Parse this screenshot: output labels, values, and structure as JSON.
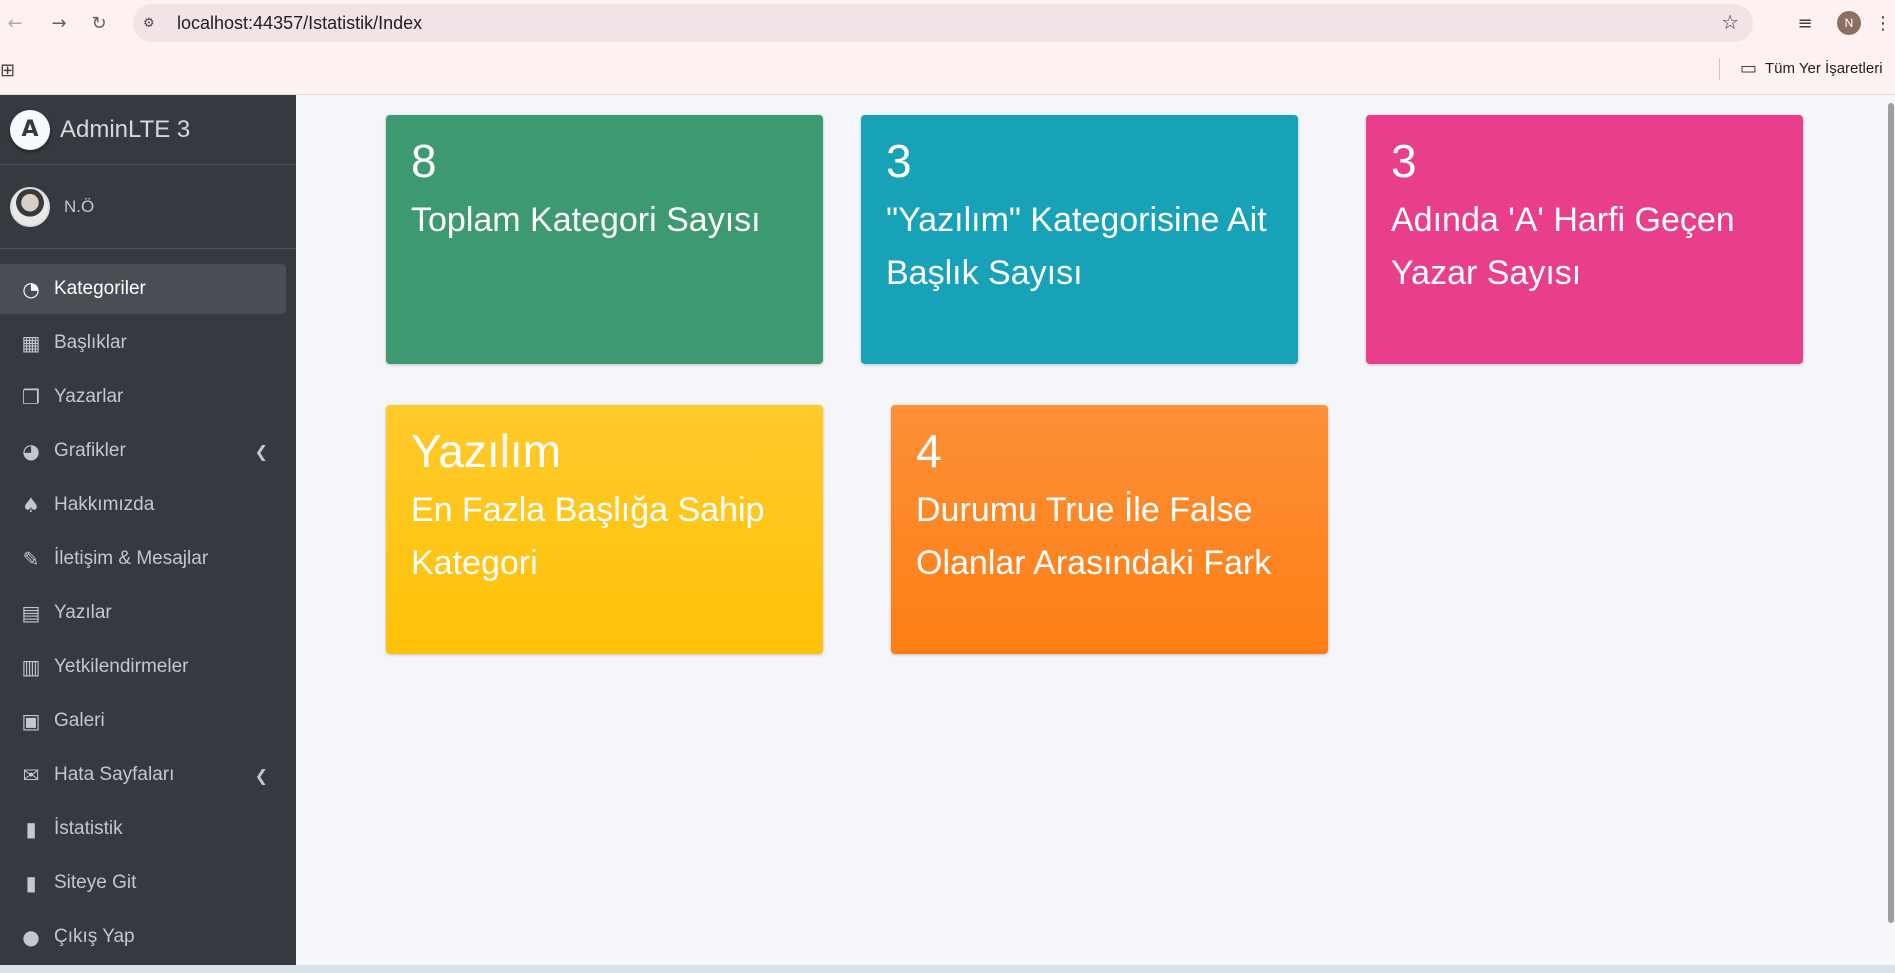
{
  "browser": {
    "url": "localhost:44357/Istatistik/Index",
    "back_icon": "←",
    "forward_icon": "→",
    "reload_icon": "↻",
    "profile_initial": "N",
    "bookmarks_folder": "Tüm Yer İşaretleri"
  },
  "sidebar": {
    "brand": "AdminLTE 3",
    "logo_letter": "A",
    "user_name": "N.Ö",
    "items": [
      {
        "label": "Kategoriler",
        "icon": "tachometer-icon"
      },
      {
        "label": "Başlıklar",
        "icon": "grid-icon"
      },
      {
        "label": "Yazarlar",
        "icon": "copy-icon"
      },
      {
        "label": "Grafikler",
        "icon": "pie-chart-icon"
      },
      {
        "label": "Hakkımızda",
        "icon": "tree-icon"
      },
      {
        "label": "İletişim & Mesajlar",
        "icon": "edit-icon"
      },
      {
        "label": "Yazılar",
        "icon": "table-icon"
      },
      {
        "label": "Yetkilendirmeler",
        "icon": "calendar-icon"
      },
      {
        "label": "Galeri",
        "icon": "image-icon"
      },
      {
        "label": "Hata Sayfaları",
        "icon": "envelope-icon"
      },
      {
        "label": "İstatistik",
        "icon": "book-icon"
      },
      {
        "label": "Siteye Git",
        "icon": "book-icon"
      },
      {
        "label": "Çıkış Yap",
        "icon": "apple-icon"
      }
    ]
  },
  "stats": [
    {
      "value": "8",
      "label": "Toplam Kategori Sayısı",
      "color": "#3d9970"
    },
    {
      "value": "3",
      "label": "\"Yazılım\" Kategorisine Ait Başlık Sayısı",
      "color": "#17a2b8"
    },
    {
      "value": "3",
      "label": "Adında 'A' Harfi Geçen Yazar Sayısı",
      "color": "#e83e8c"
    },
    {
      "value": "Yazılım",
      "label": "En Fazla Başlığa Sahip Kategori",
      "color": "#ffc107"
    },
    {
      "value": "4",
      "label": "Durumu True İle False Olanlar Arasındaki Fark",
      "color": "#fd7e14"
    }
  ]
}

Request - Write the listing out a second time exactly, dropping all images.

Reply -
Parse this screenshot: output labels, values, and structure as JSON.
{
  "browser": {
    "url": "localhost:44357/Istatistik/Index",
    "back_icon": "←",
    "forward_icon": "→",
    "reload_icon": "↻",
    "profile_initial": "N",
    "bookmarks_folder": "Tüm Yer İşaretleri"
  },
  "sidebar": {
    "brand": "AdminLTE 3",
    "logo_letter": "A",
    "user_name": "N.Ö",
    "items": [
      {
        "label": "Kategoriler",
        "icon": "tachometer-icon"
      },
      {
        "label": "Başlıklar",
        "icon": "grid-icon"
      },
      {
        "label": "Yazarlar",
        "icon": "copy-icon"
      },
      {
        "label": "Grafikler",
        "icon": "pie-chart-icon"
      },
      {
        "label": "Hakkımızda",
        "icon": "tree-icon"
      },
      {
        "label": "İletişim & Mesajlar",
        "icon": "edit-icon"
      },
      {
        "label": "Yazılar",
        "icon": "table-icon"
      },
      {
        "label": "Yetkilendirmeler",
        "icon": "calendar-icon"
      },
      {
        "label": "Galeri",
        "icon": "image-icon"
      },
      {
        "label": "Hata Sayfaları",
        "icon": "envelope-icon"
      },
      {
        "label": "İstatistik",
        "icon": "book-icon"
      },
      {
        "label": "Siteye Git",
        "icon": "book-icon"
      },
      {
        "label": "Çıkış Yap",
        "icon": "apple-icon"
      }
    ]
  },
  "stats": [
    {
      "value": "8",
      "label": "Toplam Kategori Sayısı",
      "color": "#3d9970"
    },
    {
      "value": "3",
      "label": "\"Yazılım\" Kategorisine Ait Başlık Sayısı",
      "color": "#17a2b8"
    },
    {
      "value": "3",
      "label": "Adında 'A' Harfi Geçen Yazar Sayısı",
      "color": "#e83e8c"
    },
    {
      "value": "Yazılım",
      "label": "En Fazla Başlığa Sahip Kategori",
      "color": "#ffc107"
    },
    {
      "value": "4",
      "label": "Durumu True İle False Olanlar Arasındaki Fark",
      "color": "#fd7e14"
    }
  ]
}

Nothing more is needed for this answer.